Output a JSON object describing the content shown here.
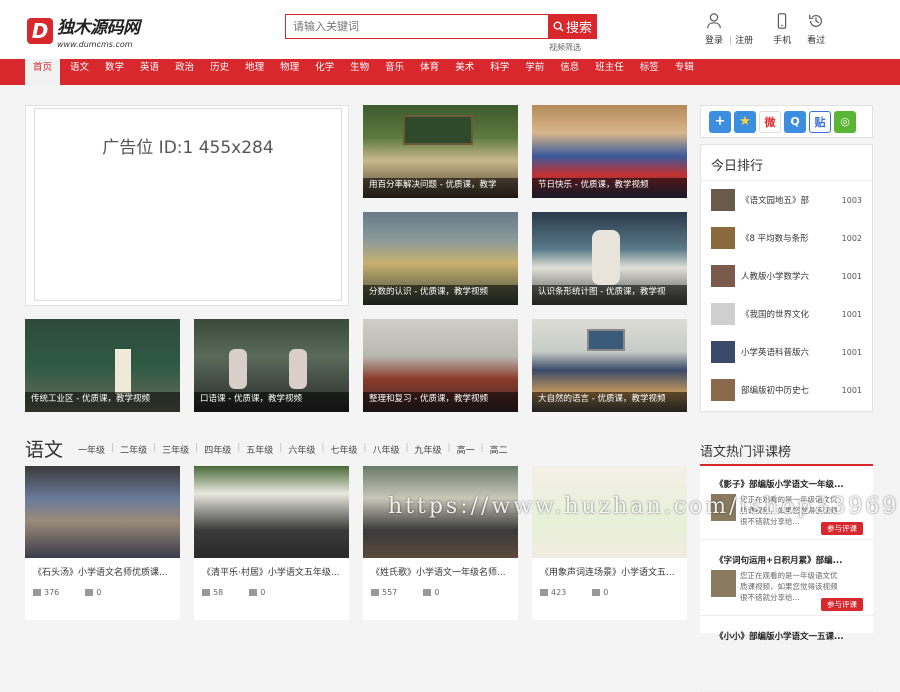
{
  "logo": {
    "mark": "D",
    "title": "独木源码网",
    "subtitle": "www.dumcms.com"
  },
  "search": {
    "placeholder": "请输入关键词",
    "button": "搜索",
    "sub_link": "视频筛选"
  },
  "header_icons": [
    {
      "label": "登录",
      "icon": "user-icon"
    },
    {
      "label": "注册",
      "icon": ""
    },
    {
      "label": "手机",
      "icon": "phone-icon"
    },
    {
      "label": "看过",
      "icon": "history-icon"
    }
  ],
  "nav": [
    "首页",
    "语文",
    "数学",
    "英语",
    "政治",
    "历史",
    "地理",
    "物理",
    "化学",
    "生物",
    "音乐",
    "体育",
    "美术",
    "科学",
    "学前",
    "信息",
    "班主任",
    "标签",
    "专辑"
  ],
  "ad": {
    "text": "广告位 ID:1 455x284"
  },
  "featured": [
    {
      "caption": "用百分率解决问题 - 优质课，教学"
    },
    {
      "caption": "节日快乐 - 优质课，教学视频"
    },
    {
      "caption": "分数的认识 - 优质课，教学视频"
    },
    {
      "caption": "认识条形统计图 - 优质课，教学视"
    },
    {
      "caption": "传统工业区 - 优质课，教学视频"
    },
    {
      "caption": "口语课 - 优质课，教学视频"
    },
    {
      "caption": "整理和复习 - 优质课，教学视频"
    },
    {
      "caption": "大自然的语言 - 优质课，教学视频"
    }
  ],
  "share": {
    "icons": [
      "plus-share-icon",
      "star-share-icon",
      "weibo-icon",
      "tencent-icon",
      "tieba-icon",
      "wechat-icon"
    ],
    "tieba_label": "贴"
  },
  "ranking": {
    "title": "今日排行",
    "items": [
      {
        "name": "《语文园地五》部",
        "count": "1003"
      },
      {
        "name": "《8 平均数与条形",
        "count": "1002"
      },
      {
        "name": "人教版小学数学六",
        "count": "1001"
      },
      {
        "name": "《我国的世界文化",
        "count": "1001"
      },
      {
        "name": "小学英语科普版六",
        "count": "1001"
      },
      {
        "name": "部编版初中历史七",
        "count": "1001"
      }
    ]
  },
  "section": {
    "title": "语文",
    "grades": [
      "一年级",
      "二年级",
      "三年级",
      "四年级",
      "五年级",
      "六年级",
      "七年级",
      "八年级",
      "九年级",
      "高一",
      "高二"
    ]
  },
  "cards": [
    {
      "title": "《石头汤》小学语文名师优质课...",
      "views": "376",
      "comments": "0"
    },
    {
      "title": "《清平乐·村居》小学语文五年级...",
      "views": "58",
      "comments": "0"
    },
    {
      "title": "《姓氏歌》小学语文一年级名师...",
      "views": "557",
      "comments": "0"
    },
    {
      "title": "《用象声词连场景》小学语文五...",
      "views": "423",
      "comments": "0"
    }
  ],
  "hot": {
    "title": "语文热门评课榜",
    "items": [
      {
        "title": "《影子》部编版小学语文一年级...",
        "desc": "您正在观看的是一年级语文优质课视频，如果您觉得该视频很不错就分享给...",
        "button": "参与评课"
      },
      {
        "title": "《字词句运用+日积月累》部编...",
        "desc": "您正在观看的是一年级语文优质课视频，如果您觉得该视频很不错就分享给...",
        "button": "参与评课"
      },
      {
        "title": "《小小》部编版小学语文一五课...",
        "desc": "",
        "button": ""
      }
    ]
  },
  "watermark": "https://www.huzhan.com/ishop33969",
  "colors": {
    "brand_red": "#d8272d"
  }
}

______

| DO THIS |
Identify the lines that hold the word "share". Copy every one of them.

| PROBLEM SOLUTION |
  "share": {
      "plus-share-icon",
      "star-share-icon",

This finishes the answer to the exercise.